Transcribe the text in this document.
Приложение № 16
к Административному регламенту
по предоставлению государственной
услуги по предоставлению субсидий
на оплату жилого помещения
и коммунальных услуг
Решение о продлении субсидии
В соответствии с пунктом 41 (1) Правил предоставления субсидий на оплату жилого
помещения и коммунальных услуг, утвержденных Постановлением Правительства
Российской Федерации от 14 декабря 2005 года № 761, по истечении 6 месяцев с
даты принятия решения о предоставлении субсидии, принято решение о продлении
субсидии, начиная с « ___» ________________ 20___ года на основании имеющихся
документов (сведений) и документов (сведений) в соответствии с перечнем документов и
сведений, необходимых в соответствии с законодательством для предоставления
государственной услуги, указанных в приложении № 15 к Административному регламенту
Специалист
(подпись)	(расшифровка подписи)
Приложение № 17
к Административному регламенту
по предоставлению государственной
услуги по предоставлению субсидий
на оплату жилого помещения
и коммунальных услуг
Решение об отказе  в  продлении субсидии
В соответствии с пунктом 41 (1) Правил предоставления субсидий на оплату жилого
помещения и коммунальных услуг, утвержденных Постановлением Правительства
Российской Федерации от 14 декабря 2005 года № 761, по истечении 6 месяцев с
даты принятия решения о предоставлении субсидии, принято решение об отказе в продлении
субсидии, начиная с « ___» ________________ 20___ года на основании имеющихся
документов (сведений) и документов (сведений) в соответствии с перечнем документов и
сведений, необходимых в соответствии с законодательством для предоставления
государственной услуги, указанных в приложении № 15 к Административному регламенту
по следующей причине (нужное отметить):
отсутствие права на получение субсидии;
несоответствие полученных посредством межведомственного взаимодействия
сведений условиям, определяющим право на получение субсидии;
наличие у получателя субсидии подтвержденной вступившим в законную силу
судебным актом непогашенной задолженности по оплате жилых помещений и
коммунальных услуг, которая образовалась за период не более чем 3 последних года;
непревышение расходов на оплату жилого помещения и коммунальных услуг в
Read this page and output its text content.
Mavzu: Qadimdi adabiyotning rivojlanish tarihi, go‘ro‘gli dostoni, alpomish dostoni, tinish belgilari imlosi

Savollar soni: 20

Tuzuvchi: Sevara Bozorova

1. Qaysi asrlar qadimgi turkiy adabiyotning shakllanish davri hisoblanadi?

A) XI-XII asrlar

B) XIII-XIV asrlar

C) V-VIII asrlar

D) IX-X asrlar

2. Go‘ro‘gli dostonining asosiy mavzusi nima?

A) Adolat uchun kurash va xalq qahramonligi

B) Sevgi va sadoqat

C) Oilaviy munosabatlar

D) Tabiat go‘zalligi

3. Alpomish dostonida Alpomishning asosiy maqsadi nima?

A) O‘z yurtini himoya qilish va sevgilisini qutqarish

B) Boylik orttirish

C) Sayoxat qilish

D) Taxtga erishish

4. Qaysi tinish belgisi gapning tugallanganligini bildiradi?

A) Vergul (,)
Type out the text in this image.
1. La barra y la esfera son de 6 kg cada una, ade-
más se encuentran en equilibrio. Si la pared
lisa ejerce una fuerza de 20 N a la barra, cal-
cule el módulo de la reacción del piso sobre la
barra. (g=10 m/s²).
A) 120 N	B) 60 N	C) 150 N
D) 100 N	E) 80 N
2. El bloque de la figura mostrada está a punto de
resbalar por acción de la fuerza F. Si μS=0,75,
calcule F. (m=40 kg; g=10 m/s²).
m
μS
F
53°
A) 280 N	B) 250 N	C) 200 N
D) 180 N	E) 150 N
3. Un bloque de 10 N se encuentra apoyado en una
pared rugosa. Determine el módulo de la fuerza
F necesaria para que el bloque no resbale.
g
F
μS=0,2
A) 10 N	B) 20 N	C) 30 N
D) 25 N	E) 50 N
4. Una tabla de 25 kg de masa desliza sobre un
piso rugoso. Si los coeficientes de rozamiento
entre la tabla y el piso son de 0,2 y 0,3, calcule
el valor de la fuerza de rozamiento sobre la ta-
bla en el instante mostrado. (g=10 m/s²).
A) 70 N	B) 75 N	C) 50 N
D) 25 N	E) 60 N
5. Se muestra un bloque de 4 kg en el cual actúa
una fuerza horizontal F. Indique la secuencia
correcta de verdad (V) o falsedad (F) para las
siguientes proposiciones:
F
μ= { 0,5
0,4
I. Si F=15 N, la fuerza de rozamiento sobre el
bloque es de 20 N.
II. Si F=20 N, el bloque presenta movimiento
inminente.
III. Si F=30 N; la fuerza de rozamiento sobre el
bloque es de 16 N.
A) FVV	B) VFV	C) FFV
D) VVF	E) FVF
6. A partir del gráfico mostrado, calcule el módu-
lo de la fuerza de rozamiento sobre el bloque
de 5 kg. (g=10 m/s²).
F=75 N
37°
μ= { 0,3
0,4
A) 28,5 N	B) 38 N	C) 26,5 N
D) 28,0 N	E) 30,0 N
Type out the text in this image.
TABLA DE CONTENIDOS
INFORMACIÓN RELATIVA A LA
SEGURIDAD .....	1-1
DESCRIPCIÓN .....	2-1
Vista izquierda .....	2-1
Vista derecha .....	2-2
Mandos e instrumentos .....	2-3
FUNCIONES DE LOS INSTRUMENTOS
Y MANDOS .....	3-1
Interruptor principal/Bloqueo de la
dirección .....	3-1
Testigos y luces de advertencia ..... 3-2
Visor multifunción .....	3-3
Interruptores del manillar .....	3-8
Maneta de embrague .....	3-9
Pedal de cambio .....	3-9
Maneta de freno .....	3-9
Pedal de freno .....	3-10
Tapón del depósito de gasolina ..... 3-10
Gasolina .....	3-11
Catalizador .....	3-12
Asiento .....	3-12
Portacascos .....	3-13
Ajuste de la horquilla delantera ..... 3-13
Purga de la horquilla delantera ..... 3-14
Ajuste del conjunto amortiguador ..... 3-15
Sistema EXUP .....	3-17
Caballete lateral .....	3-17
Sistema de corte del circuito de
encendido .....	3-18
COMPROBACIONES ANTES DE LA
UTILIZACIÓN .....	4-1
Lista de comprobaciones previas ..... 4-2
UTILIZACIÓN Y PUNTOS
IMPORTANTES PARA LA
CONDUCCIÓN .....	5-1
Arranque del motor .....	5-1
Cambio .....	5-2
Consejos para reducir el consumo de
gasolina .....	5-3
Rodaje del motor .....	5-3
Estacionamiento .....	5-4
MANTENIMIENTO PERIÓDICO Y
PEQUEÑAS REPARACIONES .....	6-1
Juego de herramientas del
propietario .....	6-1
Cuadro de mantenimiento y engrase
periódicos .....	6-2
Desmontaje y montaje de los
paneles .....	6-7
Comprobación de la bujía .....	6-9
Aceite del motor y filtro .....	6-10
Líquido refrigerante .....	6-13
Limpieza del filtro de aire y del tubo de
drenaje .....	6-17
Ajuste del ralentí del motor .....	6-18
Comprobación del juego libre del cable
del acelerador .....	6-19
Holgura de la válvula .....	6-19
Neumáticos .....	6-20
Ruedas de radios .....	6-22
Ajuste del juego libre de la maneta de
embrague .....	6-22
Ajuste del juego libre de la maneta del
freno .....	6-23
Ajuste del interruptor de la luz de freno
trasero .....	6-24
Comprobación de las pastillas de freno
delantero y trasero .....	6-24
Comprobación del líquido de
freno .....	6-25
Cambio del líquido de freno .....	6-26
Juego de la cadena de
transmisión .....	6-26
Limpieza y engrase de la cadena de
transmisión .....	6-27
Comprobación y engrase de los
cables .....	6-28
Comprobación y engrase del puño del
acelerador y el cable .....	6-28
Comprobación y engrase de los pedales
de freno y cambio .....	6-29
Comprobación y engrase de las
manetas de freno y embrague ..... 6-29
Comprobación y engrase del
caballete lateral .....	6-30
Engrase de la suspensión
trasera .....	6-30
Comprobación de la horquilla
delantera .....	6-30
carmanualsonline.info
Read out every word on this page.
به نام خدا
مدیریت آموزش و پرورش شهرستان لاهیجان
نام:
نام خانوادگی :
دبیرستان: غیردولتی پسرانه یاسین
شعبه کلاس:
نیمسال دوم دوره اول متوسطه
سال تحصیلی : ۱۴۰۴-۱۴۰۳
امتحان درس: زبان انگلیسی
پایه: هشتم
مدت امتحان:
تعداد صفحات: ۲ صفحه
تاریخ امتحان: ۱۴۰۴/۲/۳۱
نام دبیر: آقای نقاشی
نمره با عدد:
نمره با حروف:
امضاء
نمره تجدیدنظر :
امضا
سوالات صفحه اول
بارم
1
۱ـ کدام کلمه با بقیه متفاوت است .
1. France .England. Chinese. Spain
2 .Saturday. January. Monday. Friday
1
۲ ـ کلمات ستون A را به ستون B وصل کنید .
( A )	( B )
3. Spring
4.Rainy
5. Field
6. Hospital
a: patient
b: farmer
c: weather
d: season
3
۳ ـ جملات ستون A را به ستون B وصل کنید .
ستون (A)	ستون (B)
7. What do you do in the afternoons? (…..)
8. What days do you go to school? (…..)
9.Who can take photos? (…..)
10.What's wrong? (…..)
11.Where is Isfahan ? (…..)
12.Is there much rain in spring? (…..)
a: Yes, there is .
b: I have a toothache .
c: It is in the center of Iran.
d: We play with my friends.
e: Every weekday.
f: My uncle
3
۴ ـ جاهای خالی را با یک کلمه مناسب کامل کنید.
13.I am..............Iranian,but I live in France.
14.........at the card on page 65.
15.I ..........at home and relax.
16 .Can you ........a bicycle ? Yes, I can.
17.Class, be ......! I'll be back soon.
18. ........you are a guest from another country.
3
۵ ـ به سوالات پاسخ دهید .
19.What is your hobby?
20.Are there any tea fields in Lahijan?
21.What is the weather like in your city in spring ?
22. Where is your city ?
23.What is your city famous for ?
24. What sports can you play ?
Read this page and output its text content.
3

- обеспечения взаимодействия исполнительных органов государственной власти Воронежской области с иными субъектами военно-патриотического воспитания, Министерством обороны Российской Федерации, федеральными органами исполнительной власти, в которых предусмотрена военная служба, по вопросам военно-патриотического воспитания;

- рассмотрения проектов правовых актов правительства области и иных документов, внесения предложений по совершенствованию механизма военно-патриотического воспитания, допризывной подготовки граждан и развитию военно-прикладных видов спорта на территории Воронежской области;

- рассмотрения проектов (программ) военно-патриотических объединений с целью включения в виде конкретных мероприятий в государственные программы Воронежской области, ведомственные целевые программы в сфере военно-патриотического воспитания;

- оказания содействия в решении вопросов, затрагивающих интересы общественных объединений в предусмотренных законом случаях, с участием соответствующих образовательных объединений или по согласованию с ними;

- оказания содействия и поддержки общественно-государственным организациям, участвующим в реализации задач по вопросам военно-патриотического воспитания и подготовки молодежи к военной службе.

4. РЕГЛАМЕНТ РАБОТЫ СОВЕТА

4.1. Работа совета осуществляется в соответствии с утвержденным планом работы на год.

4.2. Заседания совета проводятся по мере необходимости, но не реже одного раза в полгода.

- - -

Description of the task = Of the lines in this material, state how many hold the string "city". Write no other words.

Solution below = 3